*Task material*:
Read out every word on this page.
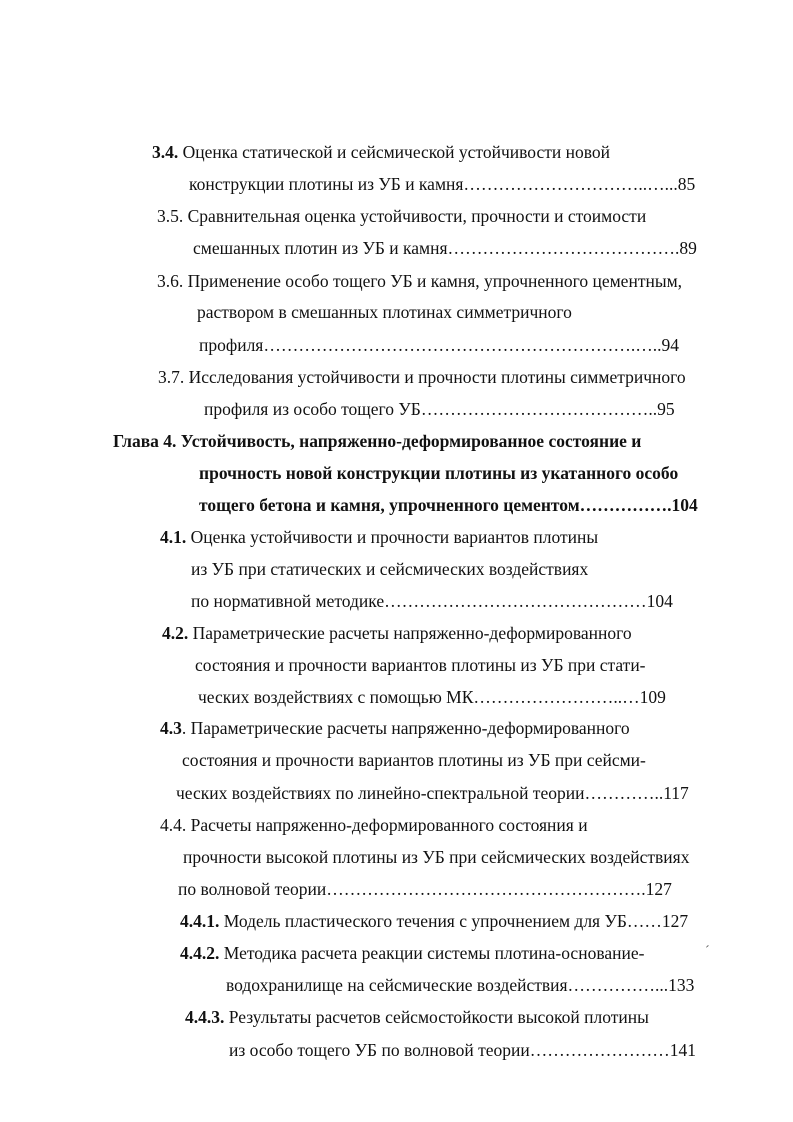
3.4. Оценка статической и сейсмической устойчивости новой
конструкции плотины из УБ и камня…………………………..…...85
3.5. Сравнительная оценка устойчивости, прочности и стоимости
смешанных плотин из УБ и камня………………………………….89
3.6. Применение особо тощего УБ и камня, упрочненного цементным,
раствором в смешанных плотинах симметричного
профиля……………………………………………………….…..94
3.7. Исследования устойчивости и прочности плотины симметричного
профиля из особо тощего УБ…………………………………..95
Глава 4. Устойчивость, напряженно-деформированное состояние и
прочность новой конструкции плотины из укатанного особо
тощего бетона и камня, упрочненного цементом…………….104
4.1. Оценка устойчивости и прочности вариантов плотины
из УБ при статических и сейсмических воздействиях
по нормативной методике………………………………………104
4.2. Параметрические расчеты напряженно-деформированного
состояния и прочности вариантов плотины из УБ при стати-
ческих воздействиях с помощью МК……………………..…109
4.3. Параметрические расчеты напряженно-деформированного
состояния и прочности вариантов плотины из УБ при сейсми-
ческих воздействиях по линейно-спектральной теории…………..117
4.4. Расчеты напряженно-деформированного состояния и
прочности высокой плотины из УБ при сейсмических воздействиях
по волновой теории……………………………………………….127
4.4.1. Модель пластического течения с упрочнением для УБ……127
4.4.2. Методика расчета реакции системы плотина-основание-
водохранилище на сейсмические воздействия……………...133
4.4.3. Результаты расчетов сейсмостойкости высокой плотины
из особо тощего УБ по волновой теории……………………141
ˊ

*Exercise brief*:
Find the lines holding "прочности" and list every one.

*Solution to this exercise*:
3.5. Сравнительная оценка устойчивости, прочности и стоимости
3.7. Исследования устойчивости и прочности плотины симметричного
4.1. Оценка устойчивости и прочности вариантов плотины
состояния и прочности вариантов плотины из УБ при стати-
состояния и прочности вариантов плотины из УБ при сейсми-
прочности высокой плотины из УБ при сейсмических воздействиях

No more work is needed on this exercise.